- [Written problem]: From the entries that follow, gather each line holding the word "Bitcoin".

- [Records provided]:
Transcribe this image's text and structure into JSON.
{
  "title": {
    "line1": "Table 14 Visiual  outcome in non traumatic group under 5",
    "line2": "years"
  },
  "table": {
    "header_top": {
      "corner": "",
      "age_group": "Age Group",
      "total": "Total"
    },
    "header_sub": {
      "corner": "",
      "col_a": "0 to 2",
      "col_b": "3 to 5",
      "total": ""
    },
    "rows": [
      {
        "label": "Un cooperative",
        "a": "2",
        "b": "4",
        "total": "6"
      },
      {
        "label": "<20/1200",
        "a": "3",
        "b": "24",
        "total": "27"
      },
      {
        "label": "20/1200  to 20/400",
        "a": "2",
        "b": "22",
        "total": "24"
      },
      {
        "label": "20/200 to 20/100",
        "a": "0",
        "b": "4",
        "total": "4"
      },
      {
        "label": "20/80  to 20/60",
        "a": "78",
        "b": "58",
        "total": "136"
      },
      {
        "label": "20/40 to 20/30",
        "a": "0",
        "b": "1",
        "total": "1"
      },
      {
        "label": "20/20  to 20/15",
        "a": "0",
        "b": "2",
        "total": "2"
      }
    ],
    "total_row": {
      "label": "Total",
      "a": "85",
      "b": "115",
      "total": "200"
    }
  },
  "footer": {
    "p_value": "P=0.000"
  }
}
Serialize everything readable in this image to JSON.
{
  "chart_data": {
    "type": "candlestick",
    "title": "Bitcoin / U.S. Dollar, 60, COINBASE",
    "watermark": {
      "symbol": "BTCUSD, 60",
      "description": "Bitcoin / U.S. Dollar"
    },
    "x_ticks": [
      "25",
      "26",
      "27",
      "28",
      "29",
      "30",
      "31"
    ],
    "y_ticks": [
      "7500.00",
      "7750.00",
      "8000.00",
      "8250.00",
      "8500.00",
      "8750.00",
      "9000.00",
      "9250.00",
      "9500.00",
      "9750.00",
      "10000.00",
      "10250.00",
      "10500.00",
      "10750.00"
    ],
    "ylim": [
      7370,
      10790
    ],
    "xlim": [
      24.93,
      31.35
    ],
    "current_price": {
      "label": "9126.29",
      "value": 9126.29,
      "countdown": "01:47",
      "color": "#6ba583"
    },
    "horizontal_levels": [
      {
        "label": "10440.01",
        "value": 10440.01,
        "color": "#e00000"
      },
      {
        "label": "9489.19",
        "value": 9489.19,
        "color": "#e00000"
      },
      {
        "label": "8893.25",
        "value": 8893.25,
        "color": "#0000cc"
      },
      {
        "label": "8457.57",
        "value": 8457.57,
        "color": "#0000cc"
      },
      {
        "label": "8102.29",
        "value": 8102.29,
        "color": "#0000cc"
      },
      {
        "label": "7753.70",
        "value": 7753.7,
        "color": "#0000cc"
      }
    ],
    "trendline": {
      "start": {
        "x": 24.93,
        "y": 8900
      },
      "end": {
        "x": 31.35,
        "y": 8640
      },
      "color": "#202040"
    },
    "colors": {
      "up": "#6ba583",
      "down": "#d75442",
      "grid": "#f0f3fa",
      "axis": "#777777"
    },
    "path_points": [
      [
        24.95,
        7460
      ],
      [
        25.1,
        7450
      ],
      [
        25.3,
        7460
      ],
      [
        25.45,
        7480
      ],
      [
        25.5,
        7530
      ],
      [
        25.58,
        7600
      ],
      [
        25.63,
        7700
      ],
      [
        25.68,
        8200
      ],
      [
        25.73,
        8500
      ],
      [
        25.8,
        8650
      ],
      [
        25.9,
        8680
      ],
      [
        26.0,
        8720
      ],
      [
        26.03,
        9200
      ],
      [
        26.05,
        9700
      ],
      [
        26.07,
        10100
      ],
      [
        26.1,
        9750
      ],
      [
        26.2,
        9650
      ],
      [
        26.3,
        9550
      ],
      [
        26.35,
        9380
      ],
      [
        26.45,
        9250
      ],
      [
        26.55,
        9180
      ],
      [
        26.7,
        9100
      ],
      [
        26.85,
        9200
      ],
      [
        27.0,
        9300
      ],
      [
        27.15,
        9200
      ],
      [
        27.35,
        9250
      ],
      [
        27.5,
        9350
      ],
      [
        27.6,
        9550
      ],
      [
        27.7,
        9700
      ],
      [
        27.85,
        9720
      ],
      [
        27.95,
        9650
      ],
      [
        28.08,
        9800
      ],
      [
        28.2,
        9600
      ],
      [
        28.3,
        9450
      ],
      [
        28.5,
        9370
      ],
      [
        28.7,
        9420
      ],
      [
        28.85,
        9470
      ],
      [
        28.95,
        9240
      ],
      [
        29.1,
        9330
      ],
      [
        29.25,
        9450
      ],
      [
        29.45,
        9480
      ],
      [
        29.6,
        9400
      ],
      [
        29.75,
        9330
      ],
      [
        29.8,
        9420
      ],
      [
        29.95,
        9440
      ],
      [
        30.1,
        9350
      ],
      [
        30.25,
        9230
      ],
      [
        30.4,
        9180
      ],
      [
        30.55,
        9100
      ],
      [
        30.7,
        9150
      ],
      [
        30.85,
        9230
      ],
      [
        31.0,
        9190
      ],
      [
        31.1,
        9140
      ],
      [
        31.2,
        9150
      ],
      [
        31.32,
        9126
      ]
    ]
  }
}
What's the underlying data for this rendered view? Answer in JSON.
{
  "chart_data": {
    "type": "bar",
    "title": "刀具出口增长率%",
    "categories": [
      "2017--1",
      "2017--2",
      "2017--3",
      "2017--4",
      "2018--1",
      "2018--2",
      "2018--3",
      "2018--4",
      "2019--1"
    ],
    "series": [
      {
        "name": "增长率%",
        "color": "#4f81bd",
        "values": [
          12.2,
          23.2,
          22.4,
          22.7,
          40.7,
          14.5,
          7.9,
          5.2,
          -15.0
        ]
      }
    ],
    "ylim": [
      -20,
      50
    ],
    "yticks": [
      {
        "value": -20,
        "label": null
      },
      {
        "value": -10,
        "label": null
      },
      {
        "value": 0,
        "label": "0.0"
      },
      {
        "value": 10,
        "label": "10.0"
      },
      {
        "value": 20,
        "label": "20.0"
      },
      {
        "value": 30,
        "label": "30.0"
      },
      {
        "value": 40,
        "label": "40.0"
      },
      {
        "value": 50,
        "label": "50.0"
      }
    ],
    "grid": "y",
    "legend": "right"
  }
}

- [Written response]:
    "title": "Bitcoin / U.S. Dollar, 60, COINBASE",
      "description": "Bitcoin / U.S. Dollar"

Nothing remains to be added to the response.